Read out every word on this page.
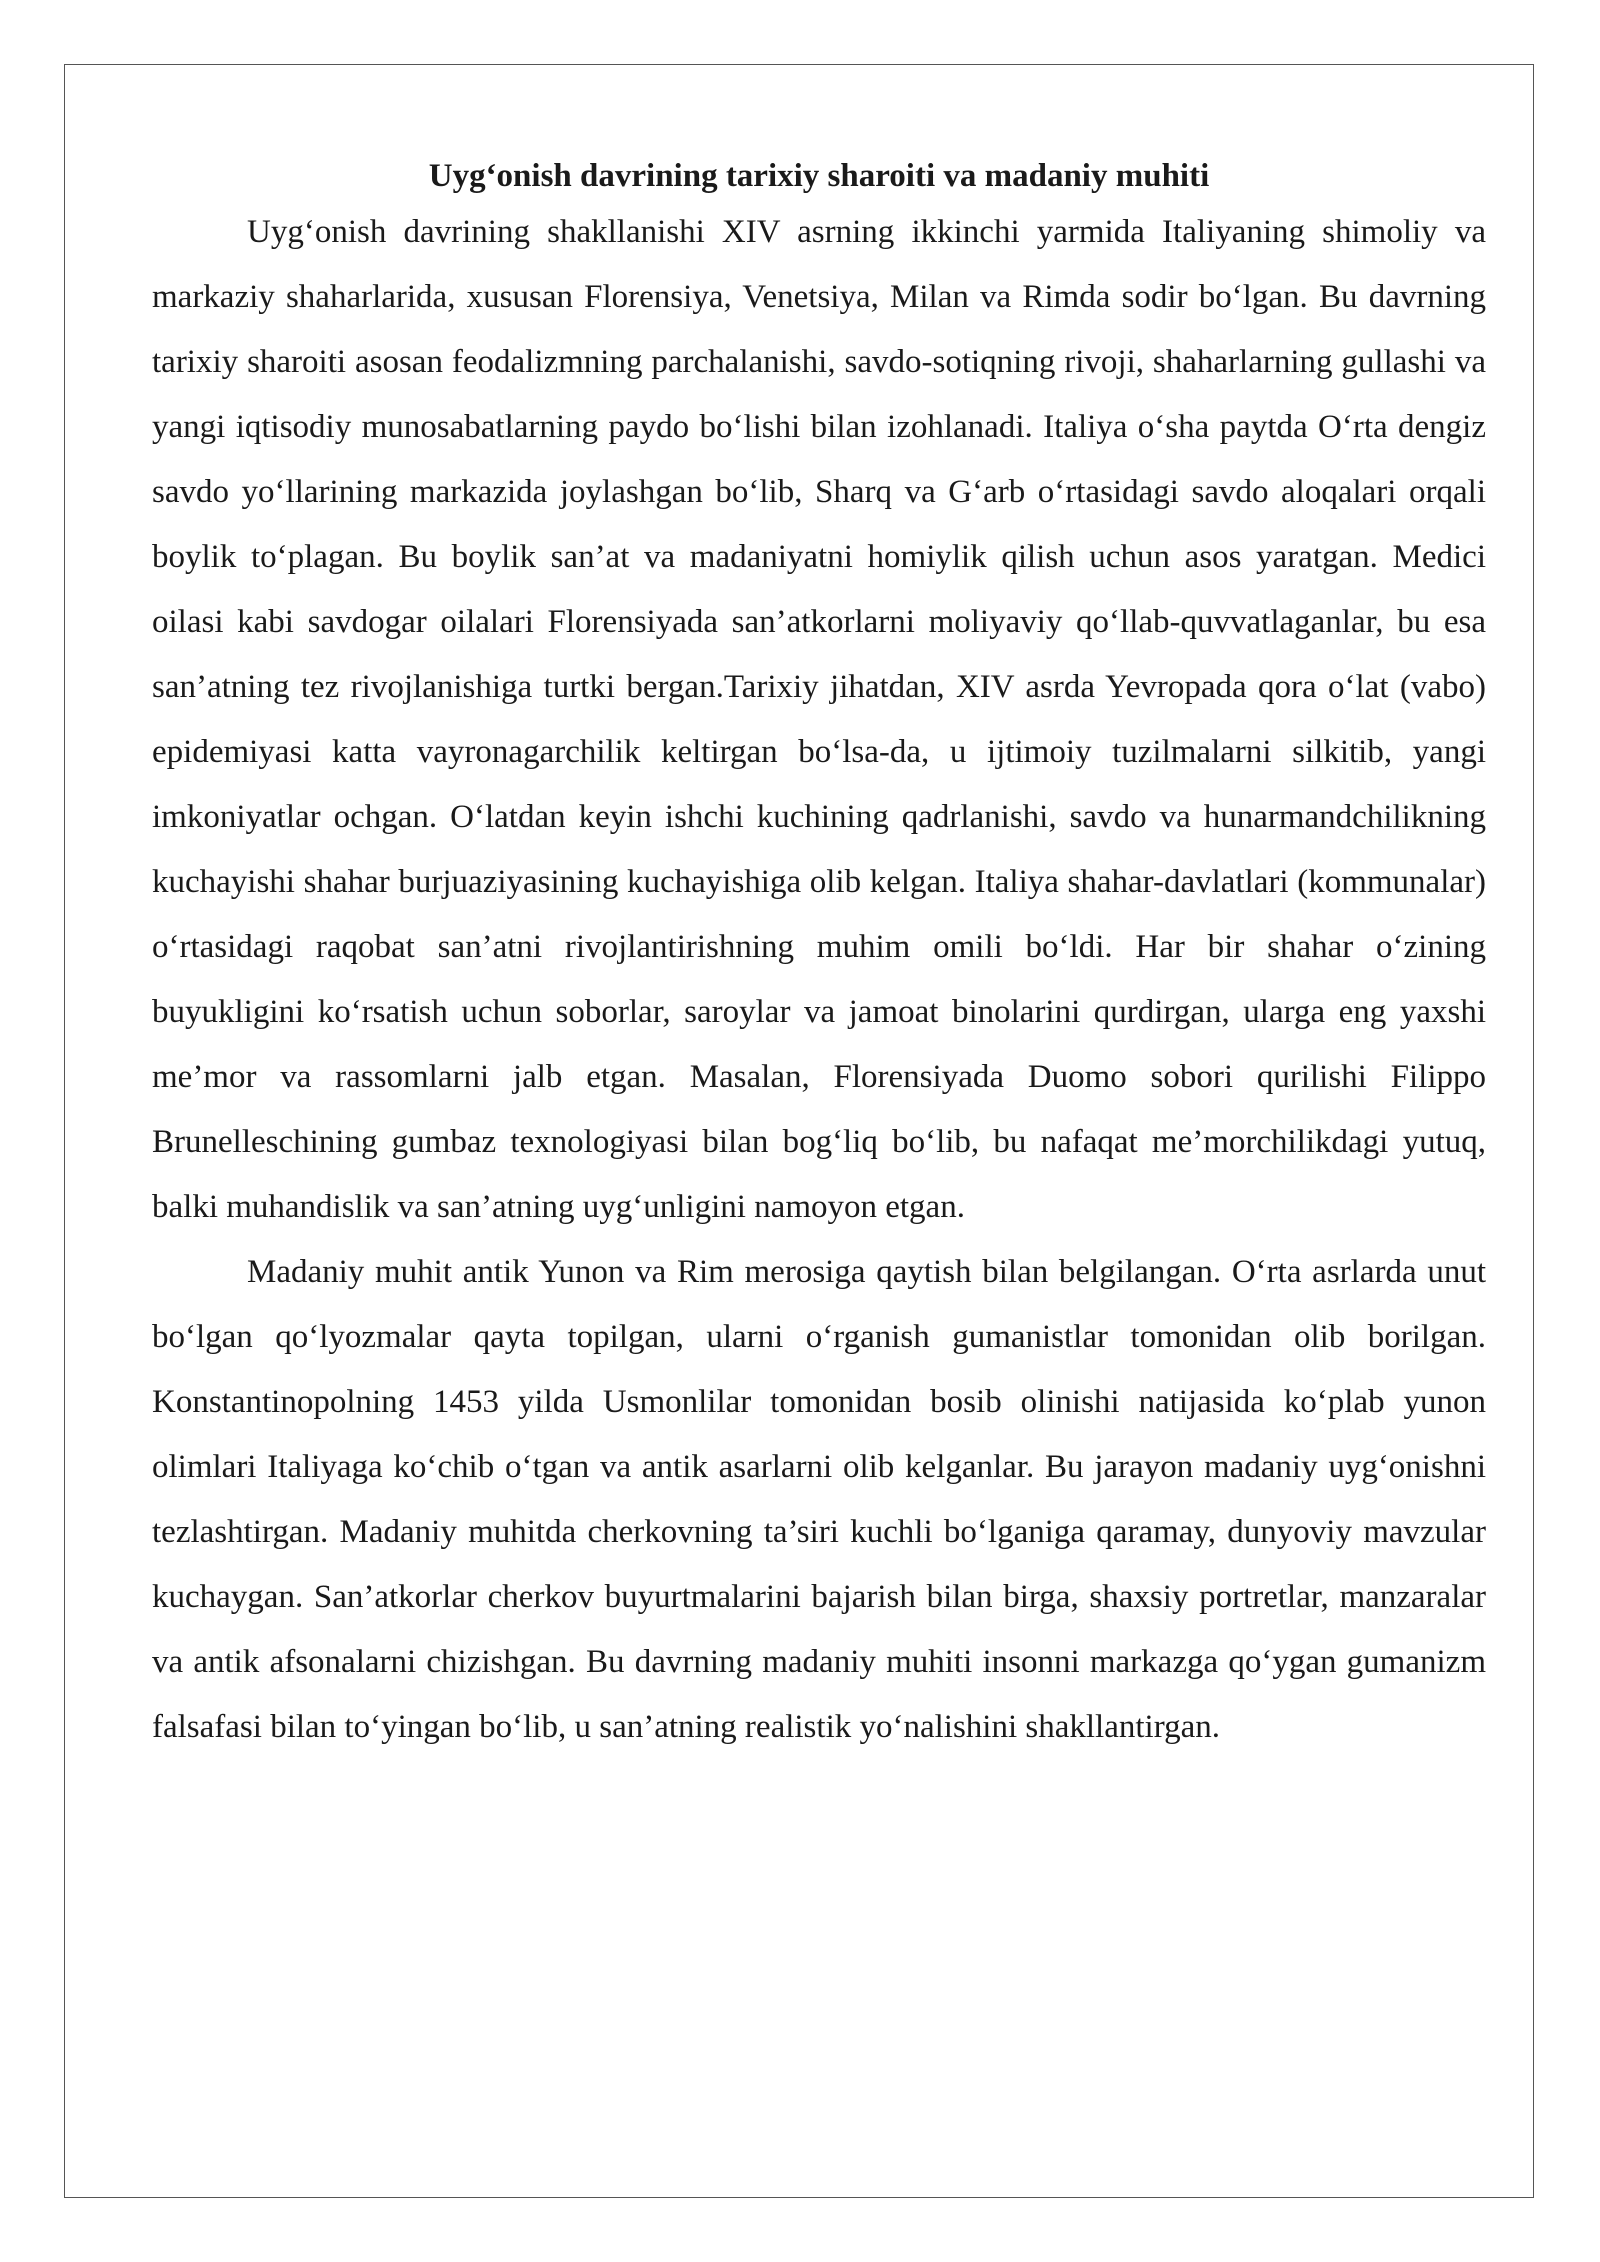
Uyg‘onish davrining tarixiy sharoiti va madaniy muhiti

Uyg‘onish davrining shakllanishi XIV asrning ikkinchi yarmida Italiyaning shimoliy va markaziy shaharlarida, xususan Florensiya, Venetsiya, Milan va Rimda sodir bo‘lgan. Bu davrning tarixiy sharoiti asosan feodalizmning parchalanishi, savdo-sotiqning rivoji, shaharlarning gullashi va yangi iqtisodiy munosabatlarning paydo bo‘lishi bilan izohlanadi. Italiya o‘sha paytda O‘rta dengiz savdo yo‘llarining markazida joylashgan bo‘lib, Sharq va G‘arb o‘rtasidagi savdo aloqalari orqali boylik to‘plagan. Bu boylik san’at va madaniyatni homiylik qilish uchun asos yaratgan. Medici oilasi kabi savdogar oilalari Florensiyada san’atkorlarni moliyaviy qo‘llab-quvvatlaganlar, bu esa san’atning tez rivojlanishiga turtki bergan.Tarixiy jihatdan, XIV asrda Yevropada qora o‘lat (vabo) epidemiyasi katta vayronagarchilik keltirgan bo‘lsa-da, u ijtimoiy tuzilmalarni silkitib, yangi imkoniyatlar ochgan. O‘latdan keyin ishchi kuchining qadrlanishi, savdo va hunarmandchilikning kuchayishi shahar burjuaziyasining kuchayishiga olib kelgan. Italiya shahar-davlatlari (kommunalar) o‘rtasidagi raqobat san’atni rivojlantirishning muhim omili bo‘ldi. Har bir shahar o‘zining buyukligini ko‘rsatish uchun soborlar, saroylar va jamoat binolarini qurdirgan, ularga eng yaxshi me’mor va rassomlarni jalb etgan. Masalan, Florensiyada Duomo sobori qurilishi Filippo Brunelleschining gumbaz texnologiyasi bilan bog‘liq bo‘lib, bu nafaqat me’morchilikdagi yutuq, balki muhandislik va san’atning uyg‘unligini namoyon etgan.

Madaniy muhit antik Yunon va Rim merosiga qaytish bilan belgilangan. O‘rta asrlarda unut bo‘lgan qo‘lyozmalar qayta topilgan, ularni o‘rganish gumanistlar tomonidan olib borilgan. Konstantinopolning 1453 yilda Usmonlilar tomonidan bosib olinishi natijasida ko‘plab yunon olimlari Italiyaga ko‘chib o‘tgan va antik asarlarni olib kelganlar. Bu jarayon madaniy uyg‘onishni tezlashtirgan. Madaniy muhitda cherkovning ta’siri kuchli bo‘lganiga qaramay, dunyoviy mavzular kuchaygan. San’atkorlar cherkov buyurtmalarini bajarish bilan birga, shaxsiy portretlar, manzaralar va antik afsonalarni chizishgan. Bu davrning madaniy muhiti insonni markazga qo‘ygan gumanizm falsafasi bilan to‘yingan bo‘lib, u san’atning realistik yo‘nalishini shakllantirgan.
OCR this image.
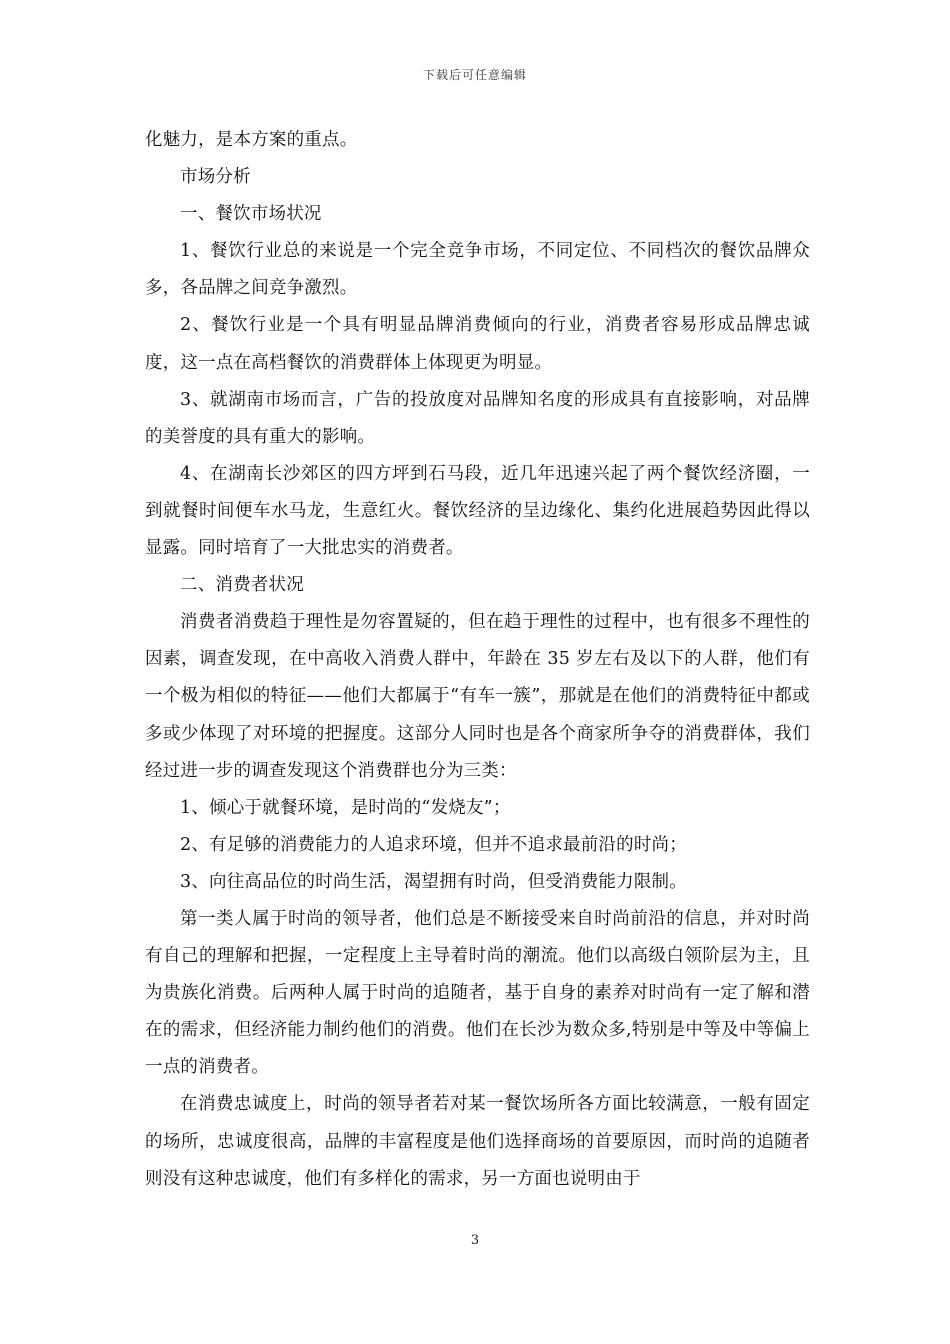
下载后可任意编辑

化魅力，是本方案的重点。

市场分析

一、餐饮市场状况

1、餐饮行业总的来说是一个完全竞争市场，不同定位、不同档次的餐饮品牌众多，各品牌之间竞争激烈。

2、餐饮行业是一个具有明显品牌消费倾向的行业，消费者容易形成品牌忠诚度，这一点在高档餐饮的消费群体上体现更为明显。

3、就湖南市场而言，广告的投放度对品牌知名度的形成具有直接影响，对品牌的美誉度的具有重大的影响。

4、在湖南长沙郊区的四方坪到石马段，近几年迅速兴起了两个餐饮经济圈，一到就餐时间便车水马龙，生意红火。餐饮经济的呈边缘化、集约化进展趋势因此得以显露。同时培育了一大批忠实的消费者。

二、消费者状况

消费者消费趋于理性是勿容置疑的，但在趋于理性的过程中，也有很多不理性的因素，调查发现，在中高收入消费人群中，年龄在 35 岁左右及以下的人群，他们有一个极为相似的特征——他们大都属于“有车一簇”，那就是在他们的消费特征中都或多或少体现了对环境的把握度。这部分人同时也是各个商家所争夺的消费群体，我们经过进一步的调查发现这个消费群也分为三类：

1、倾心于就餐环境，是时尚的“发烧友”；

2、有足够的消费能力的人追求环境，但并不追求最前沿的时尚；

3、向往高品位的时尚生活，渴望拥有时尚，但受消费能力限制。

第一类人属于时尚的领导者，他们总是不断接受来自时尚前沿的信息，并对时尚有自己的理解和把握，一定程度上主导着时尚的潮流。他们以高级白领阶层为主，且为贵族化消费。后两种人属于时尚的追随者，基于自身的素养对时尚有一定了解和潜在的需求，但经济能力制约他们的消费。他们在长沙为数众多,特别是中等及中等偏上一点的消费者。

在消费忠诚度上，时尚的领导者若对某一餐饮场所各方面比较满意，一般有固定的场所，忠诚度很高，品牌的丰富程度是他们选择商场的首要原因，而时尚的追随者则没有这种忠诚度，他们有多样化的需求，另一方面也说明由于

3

• • • • •

- **Short task**
Go through the listing above and write it all out exactly, leaving out any picture.

- **Answer to the exercise**
Read out every word on this page.
Uyg‘onish davrining tarixiy sharoiti va madaniy muhiti

Uyg‘onish davrining shakllanishi XIV asrning ikkinchi yarmida Italiyaning shimoliy va markaziy shaharlarida, xususan Florensiya, Venetsiya, Milan va Rimda sodir bo‘lgan. Bu davrning tarixiy sharoiti asosan feodalizmning parchalanishi, savdo-sotiqning rivoji, shaharlarning gullashi va yangi iqtisodiy munosabatlarning paydo bo‘lishi bilan izohlanadi. Italiya o‘sha paytda O‘rta dengiz savdo yo‘llarining markazida joylashgan bo‘lib, Sharq va G‘arb o‘rtasidagi savdo aloqalari orqali boylik to‘plagan. Bu boylik san’at va madaniyatni homiylik qilish uchun asos yaratgan. Medici oilasi kabi savdogar oilalari Florensiyada san’atkorlarni moliyaviy qo‘llab-quvvatlaganlar, bu esa san’atning tez rivojlanishiga turtki bergan.Tarixiy jihatdan, XIV asrda Yevropada qora o‘lat (vabo) epidemiyasi katta vayronagarchilik keltirgan bo‘lsa-da, u ijtimoiy tuzilmalarni silkitib, yangi imkoniyatlar ochgan. O‘latdan keyin ishchi kuchining qadrlanishi, savdo va hunarmandchilikning kuchayishi shahar burjuaziyasining kuchayishiga olib kelgan. Italiya shahar-davlatlari (kommunalar) o‘rtasidagi raqobat san’atni rivojlantirishning muhim omili bo‘ldi. Har bir shahar o‘zining buyukligini ko‘rsatish uchun soborlar, saroylar va jamoat binolarini qurdirgan, ularga eng yaxshi me’mor va rassomlarni jalb etgan. Masalan, Florensiyada Duomo sobori qurilishi Filippo Brunelleschining gumbaz texnologiyasi bilan bog‘liq bo‘lib, bu nafaqat me’morchilikdagi yutuq, balki muhandislik va san’atning uyg‘unligini namoyon etgan.

Madaniy muhit antik Yunon va Rim merosiga qaytish bilan belgilangan. O‘rta asrlarda unut bo‘lgan qo‘lyozmalar qayta topilgan, ularni o‘rganish gumanistlar tomonidan olib borilgan. Konstantinopolning 1453 yilda Usmonlilar tomonidan bosib olinishi natijasida ko‘plab yunon olimlari Italiyaga ko‘chib o‘tgan va antik asarlarni olib kelganlar. Bu jarayon madaniy uyg‘onishni tezlashtirgan. Madaniy muhitda cherkovning ta’siri kuchli bo‘lganiga qaramay, dunyoviy mavzular kuchaygan. San’atkorlar cherkov buyurtmalarini bajarish bilan birga, shaxsiy portretlar, manzaralar va antik afsonalarni chizishgan. Bu davrning madaniy muhiti insonni markazga qo‘ygan gumanizm falsafasi bilan to‘yingan bo‘lib, u san’atning realistik yo‘nalishini shakllantirgan.
OCR this image.
下载后可任意编辑

化魅力，是本方案的重点。

市场分析

一、餐饮市场状况

1、餐饮行业总的来说是一个完全竞争市场，不同定位、不同档次的餐饮品牌众多，各品牌之间竞争激烈。

2、餐饮行业是一个具有明显品牌消费倾向的行业，消费者容易形成品牌忠诚度，这一点在高档餐饮的消费群体上体现更为明显。

3、就湖南市场而言，广告的投放度对品牌知名度的形成具有直接影响，对品牌的美誉度的具有重大的影响。

4、在湖南长沙郊区的四方坪到石马段，近几年迅速兴起了两个餐饮经济圈，一到就餐时间便车水马龙，生意红火。餐饮经济的呈边缘化、集约化进展趋势因此得以显露。同时培育了一大批忠实的消费者。

二、消费者状况

消费者消费趋于理性是勿容置疑的，但在趋于理性的过程中，也有很多不理性的因素，调查发现，在中高收入消费人群中，年龄在 35 岁左右及以下的人群，他们有一个极为相似的特征——他们大都属于“有车一簇”，那就是在他们的消费特征中都或多或少体现了对环境的把握度。这部分人同时也是各个商家所争夺的消费群体，我们经过进一步的调查发现这个消费群也分为三类：

1、倾心于就餐环境，是时尚的“发烧友”；

2、有足够的消费能力的人追求环境，但并不追求最前沿的时尚；

3、向往高品位的时尚生活，渴望拥有时尚，但受消费能力限制。

第一类人属于时尚的领导者，他们总是不断接受来自时尚前沿的信息，并对时尚有自己的理解和把握，一定程度上主导着时尚的潮流。他们以高级白领阶层为主，且为贵族化消费。后两种人属于时尚的追随者，基于自身的素养对时尚有一定了解和潜在的需求，但经济能力制约他们的消费。他们在长沙为数众多,特别是中等及中等偏上一点的消费者。

在消费忠诚度上，时尚的领导者若对某一餐饮场所各方面比较满意，一般有固定的场所，忠诚度很高，品牌的丰富程度是他们选择商场的首要原因，而时尚的追随者则没有这种忠诚度，他们有多样化的需求，另一方面也说明由于

3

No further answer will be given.